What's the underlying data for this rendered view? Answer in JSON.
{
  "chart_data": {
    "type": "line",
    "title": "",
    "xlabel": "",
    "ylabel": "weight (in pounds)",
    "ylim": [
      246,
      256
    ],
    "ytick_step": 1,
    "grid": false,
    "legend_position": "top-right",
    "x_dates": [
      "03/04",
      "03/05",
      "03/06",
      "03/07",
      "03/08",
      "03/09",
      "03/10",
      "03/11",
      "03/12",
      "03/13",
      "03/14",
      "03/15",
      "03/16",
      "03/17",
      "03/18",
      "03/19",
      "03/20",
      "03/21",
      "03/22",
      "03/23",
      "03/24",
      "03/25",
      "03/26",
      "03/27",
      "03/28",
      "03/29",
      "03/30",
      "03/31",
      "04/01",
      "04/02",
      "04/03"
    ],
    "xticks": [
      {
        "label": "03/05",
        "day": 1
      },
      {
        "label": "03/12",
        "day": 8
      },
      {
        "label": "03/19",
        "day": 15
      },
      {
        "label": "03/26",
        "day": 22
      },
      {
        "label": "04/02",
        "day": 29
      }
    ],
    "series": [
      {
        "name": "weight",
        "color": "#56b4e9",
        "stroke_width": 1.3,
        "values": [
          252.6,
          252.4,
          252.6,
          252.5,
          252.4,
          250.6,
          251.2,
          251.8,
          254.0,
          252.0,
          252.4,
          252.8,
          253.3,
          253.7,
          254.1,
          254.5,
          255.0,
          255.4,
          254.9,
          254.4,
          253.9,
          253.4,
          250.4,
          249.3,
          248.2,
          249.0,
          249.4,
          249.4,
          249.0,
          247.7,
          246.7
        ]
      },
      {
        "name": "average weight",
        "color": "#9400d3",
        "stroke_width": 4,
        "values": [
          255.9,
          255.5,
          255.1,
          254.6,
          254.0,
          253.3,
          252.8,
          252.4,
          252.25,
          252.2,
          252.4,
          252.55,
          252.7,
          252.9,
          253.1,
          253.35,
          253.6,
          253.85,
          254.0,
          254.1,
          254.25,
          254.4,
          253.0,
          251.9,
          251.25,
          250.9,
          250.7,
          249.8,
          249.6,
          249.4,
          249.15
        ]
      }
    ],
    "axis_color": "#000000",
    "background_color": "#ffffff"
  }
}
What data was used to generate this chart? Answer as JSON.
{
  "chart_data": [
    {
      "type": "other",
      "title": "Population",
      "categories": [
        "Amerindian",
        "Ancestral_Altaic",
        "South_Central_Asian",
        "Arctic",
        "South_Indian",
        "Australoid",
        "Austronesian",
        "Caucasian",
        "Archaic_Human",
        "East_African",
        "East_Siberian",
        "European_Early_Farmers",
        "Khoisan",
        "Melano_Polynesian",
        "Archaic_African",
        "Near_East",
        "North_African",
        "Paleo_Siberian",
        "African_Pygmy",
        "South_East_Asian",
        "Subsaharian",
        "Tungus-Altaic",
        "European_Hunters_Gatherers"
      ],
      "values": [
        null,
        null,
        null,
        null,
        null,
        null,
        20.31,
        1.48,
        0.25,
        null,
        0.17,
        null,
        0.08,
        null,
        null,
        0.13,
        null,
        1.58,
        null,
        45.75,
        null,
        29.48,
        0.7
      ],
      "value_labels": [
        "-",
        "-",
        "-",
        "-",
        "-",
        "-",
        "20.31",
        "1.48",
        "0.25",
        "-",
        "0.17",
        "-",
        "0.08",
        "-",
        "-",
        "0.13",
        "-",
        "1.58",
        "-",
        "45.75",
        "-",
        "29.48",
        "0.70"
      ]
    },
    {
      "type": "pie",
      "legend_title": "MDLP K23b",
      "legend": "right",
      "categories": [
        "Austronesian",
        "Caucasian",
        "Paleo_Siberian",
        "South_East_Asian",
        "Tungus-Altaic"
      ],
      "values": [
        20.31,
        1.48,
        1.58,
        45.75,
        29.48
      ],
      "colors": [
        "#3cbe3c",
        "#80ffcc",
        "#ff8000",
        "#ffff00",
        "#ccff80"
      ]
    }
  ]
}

• [GOAL]:
Give all of the entries again, word for word.

• [SOLUTION FOR THIS TASK]:
What's the underlying data for this rendered view? Answer in JSON.
{
  "chart_data": {
    "type": "line",
    "title": "",
    "xlabel": "",
    "ylabel": "weight (in pounds)",
    "ylim": [
      246,
      256
    ],
    "ytick_step": 1,
    "grid": false,
    "legend_position": "top-right",
    "x_dates": [
      "03/04",
      "03/05",
      "03/06",
      "03/07",
      "03/08",
      "03/09",
      "03/10",
      "03/11",
      "03/12",
      "03/13",
      "03/14",
      "03/15",
      "03/16",
      "03/17",
      "03/18",
      "03/19",
      "03/20",
      "03/21",
      "03/22",
      "03/23",
      "03/24",
      "03/25",
      "03/26",
      "03/27",
      "03/28",
      "03/29",
      "03/30",
      "03/31",
      "04/01",
      "04/02",
      "04/03"
    ],
    "xticks": [
      {
        "label": "03/05",
        "day": 1
      },
      {
        "label": "03/12",
        "day": 8
      },
      {
        "label": "03/19",
        "day": 15
      },
      {
        "label": "03/26",
        "day": 22
      },
      {
        "label": "04/02",
        "day": 29
      }
    ],
    "series": [
      {
        "name": "weight",
        "color": "#56b4e9",
        "stroke_width": 1.3,
        "values": [
          252.6,
          252.4,
          252.6,
          252.5,
          252.4,
          250.6,
          251.2,
          251.8,
          254.0,
          252.0,
          252.4,
          252.8,
          253.3,
          253.7,
          254.1,
          254.5,
          255.0,
          255.4,
          254.9,
          254.4,
          253.9,
          253.4,
          250.4,
          249.3,
          248.2,
          249.0,
          249.4,
          249.4,
          249.0,
          247.7,
          246.7
        ]
      },
      {
        "name": "average weight",
        "color": "#9400d3",
        "stroke_width": 4,
        "values": [
          255.9,
          255.5,
          255.1,
          254.6,
          254.0,
          253.3,
          252.8,
          252.4,
          252.25,
          252.2,
          252.4,
          252.55,
          252.7,
          252.9,
          253.1,
          253.35,
          253.6,
          253.85,
          254.0,
          254.1,
          254.25,
          254.4,
          253.0,
          251.9,
          251.25,
          250.9,
          250.7,
          249.8,
          249.6,
          249.4,
          249.15
        ]
      }
    ],
    "axis_color": "#000000",
    "background_color": "#ffffff"
  }
}
What data was used to generate this chart? Answer as JSON.
{
  "chart_data": [
    {
      "type": "other",
      "title": "Population",
      "categories": [
        "Amerindian",
        "Ancestral_Altaic",
        "South_Central_Asian",
        "Arctic",
        "South_Indian",
        "Australoid",
        "Austronesian",
        "Caucasian",
        "Archaic_Human",
        "East_African",
        "East_Siberian",
        "European_Early_Farmers",
        "Khoisan",
        "Melano_Polynesian",
        "Archaic_African",
        "Near_East",
        "North_African",
        "Paleo_Siberian",
        "African_Pygmy",
        "South_East_Asian",
        "Subsaharian",
        "Tungus-Altaic",
        "European_Hunters_Gatherers"
      ],
      "values": [
        null,
        null,
        null,
        null,
        null,
        null,
        20.31,
        1.48,
        0.25,
        null,
        0.17,
        null,
        0.08,
        null,
        null,
        0.13,
        null,
        1.58,
        null,
        45.75,
        null,
        29.48,
        0.7
      ],
      "value_labels": [
        "-",
        "-",
        "-",
        "-",
        "-",
        "-",
        "20.31",
        "1.48",
        "0.25",
        "-",
        "0.17",
        "-",
        "0.08",
        "-",
        "-",
        "0.13",
        "-",
        "1.58",
        "-",
        "45.75",
        "-",
        "29.48",
        "0.70"
      ]
    },
    {
      "type": "pie",
      "legend_title": "MDLP K23b",
      "legend": "right",
      "categories": [
        "Austronesian",
        "Caucasian",
        "Paleo_Siberian",
        "South_East_Asian",
        "Tungus-Altaic"
      ],
      "values": [
        20.31,
        1.48,
        1.58,
        45.75,
        29.48
      ],
      "colors": [
        "#3cbe3c",
        "#80ffcc",
        "#ff8000",
        "#ffff00",
        "#ccff80"
      ]
    }
  ]
}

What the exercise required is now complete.